--- Dataset entries Enclosed Below ---
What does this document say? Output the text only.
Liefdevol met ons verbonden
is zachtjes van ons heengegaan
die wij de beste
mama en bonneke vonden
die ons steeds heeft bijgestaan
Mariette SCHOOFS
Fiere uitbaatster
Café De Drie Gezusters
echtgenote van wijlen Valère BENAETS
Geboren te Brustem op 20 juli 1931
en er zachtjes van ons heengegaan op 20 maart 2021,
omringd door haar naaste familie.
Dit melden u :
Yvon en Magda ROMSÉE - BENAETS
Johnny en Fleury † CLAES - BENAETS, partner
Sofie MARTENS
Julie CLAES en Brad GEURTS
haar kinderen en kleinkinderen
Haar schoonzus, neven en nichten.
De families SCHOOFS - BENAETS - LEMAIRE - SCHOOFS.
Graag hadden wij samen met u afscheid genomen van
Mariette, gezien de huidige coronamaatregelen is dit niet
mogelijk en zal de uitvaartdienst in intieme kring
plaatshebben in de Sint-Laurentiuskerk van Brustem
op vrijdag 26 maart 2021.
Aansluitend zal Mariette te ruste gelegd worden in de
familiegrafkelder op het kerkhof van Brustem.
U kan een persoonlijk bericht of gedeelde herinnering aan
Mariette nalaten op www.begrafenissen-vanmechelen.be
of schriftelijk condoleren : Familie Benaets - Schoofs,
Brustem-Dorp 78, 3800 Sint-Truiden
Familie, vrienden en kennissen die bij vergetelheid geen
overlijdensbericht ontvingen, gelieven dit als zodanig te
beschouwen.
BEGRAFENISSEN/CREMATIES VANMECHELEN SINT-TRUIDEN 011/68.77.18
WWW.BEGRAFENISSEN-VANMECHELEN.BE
--- End of Enclosed Dataset entries ---
## Task goal
Restating the data word for word is the whole task.

## The answer
What does this document say? Output the text only.
Liefdevol met ons verbonden
is zachtjes van ons heengegaan
die wij de beste
mama en bonneke vonden
die ons steeds heeft bijgestaan
Mariette SCHOOFS
Fiere uitbaatster
Café De Drie Gezusters
echtgenote van wijlen Valère BENAETS
Geboren te Brustem op 20 juli 1931
en er zachtjes van ons heengegaan op 20 maart 2021,
omringd door haar naaste familie.
Dit melden u :
Yvon en Magda ROMSÉE - BENAETS
Johnny en Fleury † CLAES - BENAETS, partner
Sofie MARTENS
Julie CLAES en Brad GEURTS
haar kinderen en kleinkinderen
Haar schoonzus, neven en nichten.
De families SCHOOFS - BENAETS - LEMAIRE - SCHOOFS.
Graag hadden wij samen met u afscheid genomen van
Mariette, gezien de huidige coronamaatregelen is dit niet
mogelijk en zal de uitvaartdienst in intieme kring
plaatshebben in de Sint-Laurentiuskerk van Brustem
op vrijdag 26 maart 2021.
Aansluitend zal Mariette te ruste gelegd worden in de
familiegrafkelder op het kerkhof van Brustem.
U kan een persoonlijk bericht of gedeelde herinnering aan
Mariette nalaten op www.begrafenissen-vanmechelen.be
of schriftelijk condoleren : Familie Benaets - Schoofs,
Brustem-Dorp 78, 3800 Sint-Truiden
Familie, vrienden en kennissen die bij vergetelheid geen
overlijdensbericht ontvingen, gelieven dit als zodanig te
beschouwen.
BEGRAFENISSEN/CREMATIES VANMECHELEN SINT-TRUIDEN 011/68.77.18
WWW.BEGRAFENISSEN-VANMECHELEN.BE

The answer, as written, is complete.